§ **Task requirements**:
Rewrite each line of the records below as a numbered list, skipping any blank lines and leaving out the pictures.

§ **Material**:
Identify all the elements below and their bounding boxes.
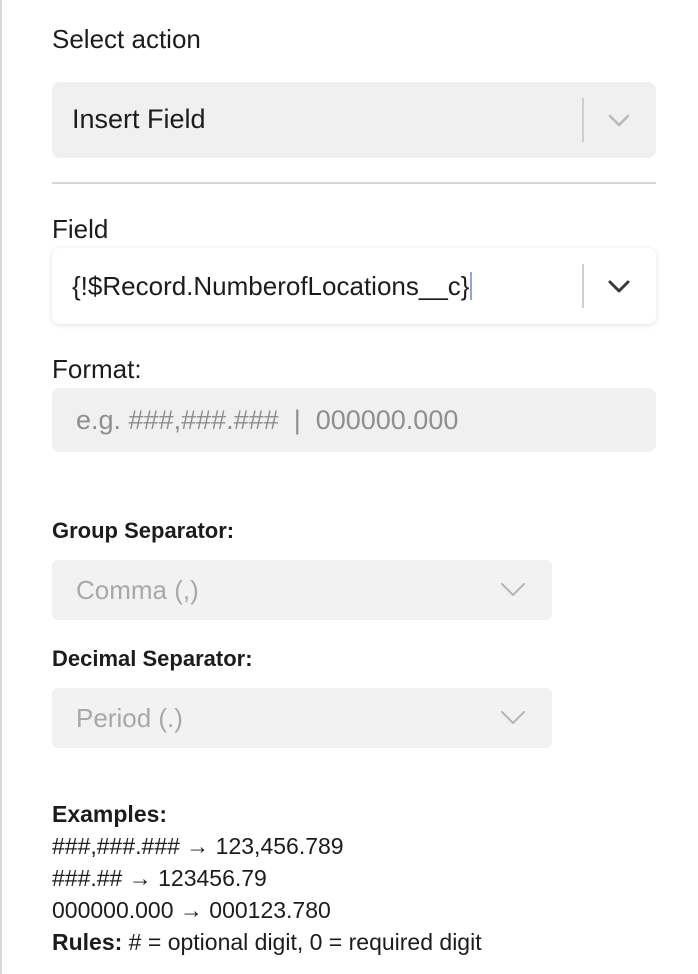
- decimal-separator-select[interactable]: Period (.): [52, 688, 552, 748]
- chevron-down-icon: [501, 711, 525, 724]
- group-separator-label: Group Separator:: [52, 518, 235, 543]
- example-line: ###,###.### → 123,456.789: [52, 833, 344, 859]
- format-input[interactable]: [52, 388, 656, 452]
- decimal-separator-value: Period (.): [76, 703, 183, 733]
- examples-block: Examples: ###,###.### → 123,456.789 ###.…: [52, 798, 482, 958]
- rules-label: Rules:: [52, 929, 123, 955]
- examples-heading: Examples:: [52, 801, 168, 827]
- action-select-value: Insert Field: [72, 104, 206, 134]
- select-divider: [582, 98, 584, 142]
- chevron-down-icon[interactable]: [604, 271, 634, 301]
- chevron-down-icon: [501, 583, 525, 596]
- group-separator-value: Comma (,): [76, 575, 199, 605]
- select-divider: [582, 264, 584, 308]
- field-select-value-wrap: {!$Record.NumberofLocations__c}: [72, 271, 473, 302]
- section-divider: [52, 182, 656, 184]
- field-select-value[interactable]: {!$Record.NumberofLocations__c}: [72, 271, 469, 301]
- action-config-panel: Select action Insert Field Field {!$Reco…: [0, 0, 698, 974]
- rules-text: # = optional digit, 0 = required digit: [122, 929, 482, 955]
- field-label: Field: [52, 214, 109, 244]
- rules-line: Rules: # = optional digit, 0 = required …: [52, 926, 482, 958]
- action-select[interactable]: Insert Field: [52, 82, 656, 158]
- select-action-label: Select action: [52, 24, 201, 54]
- example-line: 000000.000 → 000123.780: [52, 897, 331, 923]
- format-label: Format:: [52, 354, 142, 384]
- field-select[interactable]: {!$Record.NumberofLocations__c}: [52, 248, 656, 324]
- example-line: ###.## → 123456.79: [52, 865, 267, 891]
- text-caret: [470, 272, 473, 300]
- decimal-separator-label: Decimal Separator:: [52, 646, 253, 671]
- group-separator-select[interactable]: Comma (,): [52, 560, 552, 620]
- chevron-down-icon[interactable]: [604, 105, 634, 135]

§ **Output for this task**:
1. Identify all the elements below and their bounding boxes.
2. - decimal-separator-select[interactable]: Period (.): [52, 688, 552, 748]
3. - chevron-down-icon: [501, 711, 525, 724]
4. - group-separator-label: Group Separator:: [52, 518, 235, 543]
5. - example-line: ###,###.### → 123,456.789: [52, 833, 344, 859]
6. - format-input[interactable]: [52, 388, 656, 452]
7. - decimal-separator-value: Period (.): [76, 703, 183, 733]
8. - examples-block: Examples: ###,###.### → 123,456.789 ###.…: [52, 798, 482, 958]
9. - rules-label: Rules:: [52, 929, 123, 955]
10. - examples-heading: Examples:: [52, 801, 168, 827]
11. - action-select-value: Insert Field: [72, 104, 206, 134]
12. - select-divider: [582, 98, 584, 142]
13. - chevron-down-icon[interactable]: [604, 271, 634, 301]
14. - chevron-down-icon: [501, 583, 525, 596]
15. - group-separator-value: Comma (,): [76, 575, 199, 605]
16. - select-divider: [582, 264, 584, 308]
17. - field-select-value-wrap: {!$Record.NumberofLocations__c}: [72, 271, 473, 302]
18. - section-divider: [52, 182, 656, 184]
19. - field-select-value[interactable]: {!$Record.NumberofLocations__c}: [72, 271, 469, 301]
20. - action-config-panel: Select action Insert Field Field {!$Reco…: [0, 0, 698, 974]
21. - rules-text: # = optional digit, 0 = required digit: [122, 929, 482, 955]
22. - field-label: Field: [52, 214, 109, 244]
23. - rules-line: Rules: # = optional digit, 0 = required …: [52, 926, 482, 958]
24. - action-select[interactable]: Insert Field: [52, 82, 656, 158]
25. - select-action-label: Select action: [52, 24, 201, 54]
26. - example-line: 000000.000 → 000123.780: [52, 897, 331, 923]
27. - format-label: Format:: [52, 354, 142, 384]
28. - field-select[interactable]: {!$Record.NumberofLocations__c}: [52, 248, 656, 324]
29. - example-line: ###.## → 123456.79: [52, 865, 267, 891]
30. - text-caret: [470, 272, 473, 300]
31. - decimal-separator-label: Decimal Separator:: [52, 646, 253, 671]
32. - group-separator-select[interactable]: Comma (,): [52, 560, 552, 620]
33. - chevron-down-icon[interactable]: [604, 105, 634, 135]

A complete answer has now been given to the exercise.